*TASK STATEMENT:* Print, exactly as given, each line of the data from the line containing "Give me the" up to and including its last line.

*GIVEN RECORDS:*
+++

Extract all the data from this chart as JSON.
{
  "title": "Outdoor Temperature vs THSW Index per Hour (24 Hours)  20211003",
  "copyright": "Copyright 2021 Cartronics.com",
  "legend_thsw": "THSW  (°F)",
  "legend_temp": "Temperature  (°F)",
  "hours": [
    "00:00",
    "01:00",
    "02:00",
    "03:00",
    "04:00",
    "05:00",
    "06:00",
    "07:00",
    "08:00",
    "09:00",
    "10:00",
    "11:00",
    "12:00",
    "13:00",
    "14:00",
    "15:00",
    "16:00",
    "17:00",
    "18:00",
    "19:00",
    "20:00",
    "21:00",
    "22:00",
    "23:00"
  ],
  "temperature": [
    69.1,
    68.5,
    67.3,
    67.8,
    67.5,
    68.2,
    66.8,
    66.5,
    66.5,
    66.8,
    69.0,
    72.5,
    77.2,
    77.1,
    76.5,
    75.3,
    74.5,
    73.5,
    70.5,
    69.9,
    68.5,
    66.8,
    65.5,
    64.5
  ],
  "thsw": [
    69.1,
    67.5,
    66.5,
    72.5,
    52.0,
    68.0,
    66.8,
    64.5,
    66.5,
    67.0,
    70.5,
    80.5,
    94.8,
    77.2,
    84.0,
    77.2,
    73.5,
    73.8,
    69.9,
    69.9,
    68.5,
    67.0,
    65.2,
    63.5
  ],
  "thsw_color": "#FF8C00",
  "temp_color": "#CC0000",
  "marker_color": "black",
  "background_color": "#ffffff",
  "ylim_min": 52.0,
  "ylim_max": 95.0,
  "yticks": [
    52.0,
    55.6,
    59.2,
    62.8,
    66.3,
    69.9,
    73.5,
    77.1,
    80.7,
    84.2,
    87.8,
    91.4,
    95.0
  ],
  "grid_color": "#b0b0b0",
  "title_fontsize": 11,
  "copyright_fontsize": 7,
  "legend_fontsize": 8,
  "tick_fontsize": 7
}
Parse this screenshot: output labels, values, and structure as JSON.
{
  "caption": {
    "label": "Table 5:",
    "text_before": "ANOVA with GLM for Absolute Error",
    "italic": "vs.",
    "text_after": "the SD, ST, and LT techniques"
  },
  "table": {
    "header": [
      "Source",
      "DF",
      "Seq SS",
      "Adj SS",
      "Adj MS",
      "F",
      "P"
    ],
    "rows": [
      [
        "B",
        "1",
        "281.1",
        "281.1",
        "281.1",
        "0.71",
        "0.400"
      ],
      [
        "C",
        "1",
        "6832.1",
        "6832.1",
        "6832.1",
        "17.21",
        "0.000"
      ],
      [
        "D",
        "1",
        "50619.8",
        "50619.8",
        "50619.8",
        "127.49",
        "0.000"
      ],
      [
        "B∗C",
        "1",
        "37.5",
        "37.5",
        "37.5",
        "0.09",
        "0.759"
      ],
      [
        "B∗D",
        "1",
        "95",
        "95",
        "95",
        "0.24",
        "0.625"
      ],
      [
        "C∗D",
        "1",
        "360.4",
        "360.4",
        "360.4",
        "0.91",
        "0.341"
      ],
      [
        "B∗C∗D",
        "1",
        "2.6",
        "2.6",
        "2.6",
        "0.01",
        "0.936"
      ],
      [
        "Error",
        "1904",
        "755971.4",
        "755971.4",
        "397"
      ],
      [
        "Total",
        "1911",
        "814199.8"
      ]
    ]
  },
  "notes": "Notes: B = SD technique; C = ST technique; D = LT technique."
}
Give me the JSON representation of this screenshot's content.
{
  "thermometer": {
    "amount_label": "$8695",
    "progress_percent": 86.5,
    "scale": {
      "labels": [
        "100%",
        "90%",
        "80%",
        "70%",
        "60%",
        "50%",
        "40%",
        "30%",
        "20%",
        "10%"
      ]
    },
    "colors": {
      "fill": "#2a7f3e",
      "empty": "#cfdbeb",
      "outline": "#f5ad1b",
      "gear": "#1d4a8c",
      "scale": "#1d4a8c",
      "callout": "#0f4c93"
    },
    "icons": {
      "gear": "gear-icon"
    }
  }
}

+++

*RIGHT ANSWER:*
Give me the JSON representation of this screenshot's content.
{
  "thermometer": {
    "amount_label": "$8695",
    "progress_percent": 86.5,
    "scale": {
      "labels": [
        "100%",
        "90%",
        "80%",
        "70%",
        "60%",
        "50%",
        "40%",
        "30%",
        "20%",
        "10%"
      ]
    },
    "colors": {
      "fill": "#2a7f3e",
      "empty": "#cfdbeb",
      "outline": "#f5ad1b",
      "gear": "#1d4a8c",
      "scale": "#1d4a8c",
      "callout": "#0f4c93"
    },
    "icons": {
      "gear": "gear-icon"
    }
  }
}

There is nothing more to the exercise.